[EXERCISE MATERIAL start]

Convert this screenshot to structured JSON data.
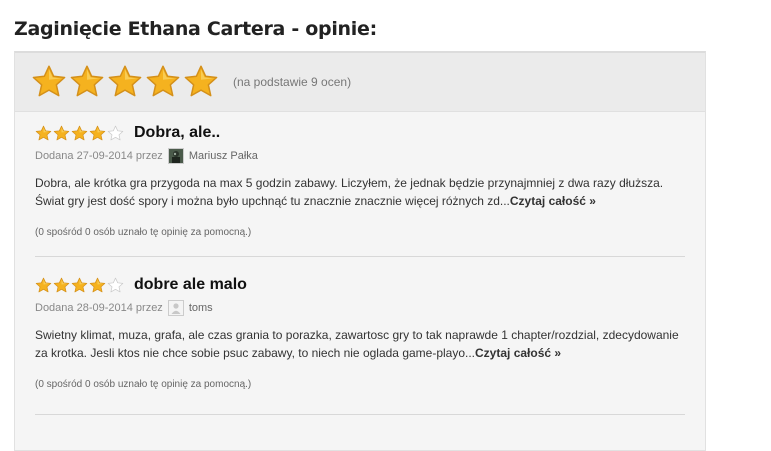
{
  "page": {
    "title": "Zaginięcie Ethana Cartera - opinie:"
  },
  "summary": {
    "rating": 5,
    "max_rating": 5,
    "note": "(na podstawie 9 ocen)"
  },
  "colors": {
    "star_fill": "#f5b21f",
    "star_empty": "#ffffff",
    "panel_bg": "#f5f5f5",
    "summary_bg": "#ebebeb"
  },
  "reviews": [
    {
      "rating": 4,
      "title": "Dobra, ale..",
      "date": "Dodana 27-09-2014 przez",
      "avatar": "photo-avatar-icon",
      "author": "Mariusz Pałka",
      "text": "Dobra, ale krótka gra przygoda na max 5 godzin zabawy. Liczyłem, że jednak będzie przynajmniej z dwa razy dłuższa. Świat gry jest dość spory i można było upchnąć tu znacznie znacznie więcej różnych zd...",
      "read_more": "Czytaj całość »",
      "helpful": "(0 spośród 0 osób uznało tę opinię za pomocną.)"
    },
    {
      "rating": 4,
      "title": "dobre ale malo",
      "date": "Dodana 28-09-2014 przez",
      "avatar": "default-user-icon",
      "author": "toms",
      "text": "Swietny klimat, muza, grafa, ale czas grania to porazka, zawartosc gry to tak naprawde 1 chapter/rozdzial, zdecydowanie za krotka. Jesli ktos nie chce sobie psuc zabawy, to niech nie oglada game-playo...",
      "read_more": "Czytaj całość »",
      "helpful": "(0 spośród 0 osób uznało tę opinię za pomocną.)"
    }
  ]
}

[EXERCISE MATERIAL end]

All records should be output exactly, with the pictures left out.

Convert this screenshot to structured JSON data.
{
  "page": {
    "title": "Zaginięcie Ethana Cartera - opinie:"
  },
  "summary": {
    "rating": 5,
    "max_rating": 5,
    "note": "(na podstawie 9 ocen)"
  },
  "colors": {
    "star_fill": "#f5b21f",
    "star_empty": "#ffffff",
    "panel_bg": "#f5f5f5",
    "summary_bg": "#ebebeb"
  },
  "reviews": [
    {
      "rating": 4,
      "title": "Dobra, ale..",
      "date": "Dodana 27-09-2014 przez",
      "avatar": "photo-avatar-icon",
      "author": "Mariusz Pałka",
      "text": "Dobra, ale krótka gra przygoda na max 5 godzin zabawy. Liczyłem, że jednak będzie przynajmniej z dwa razy dłuższa. Świat gry jest dość spory i można było upchnąć tu znacznie znacznie więcej różnych zd...",
      "read_more": "Czytaj całość »",
      "helpful": "(0 spośród 0 osób uznało tę opinię za pomocną.)"
    },
    {
      "rating": 4,
      "title": "dobre ale malo",
      "date": "Dodana 28-09-2014 przez",
      "avatar": "default-user-icon",
      "author": "toms",
      "text": "Swietny klimat, muza, grafa, ale czas grania to porazka, zawartosc gry to tak naprawde 1 chapter/rozdzial, zdecydowanie za krotka. Jesli ktos nie chce sobie psuc zabawy, to niech nie oglada game-playo...",
      "read_more": "Czytaj całość »",
      "helpful": "(0 spośród 0 osób uznało tę opinię za pomocną.)"
    }
  ]
}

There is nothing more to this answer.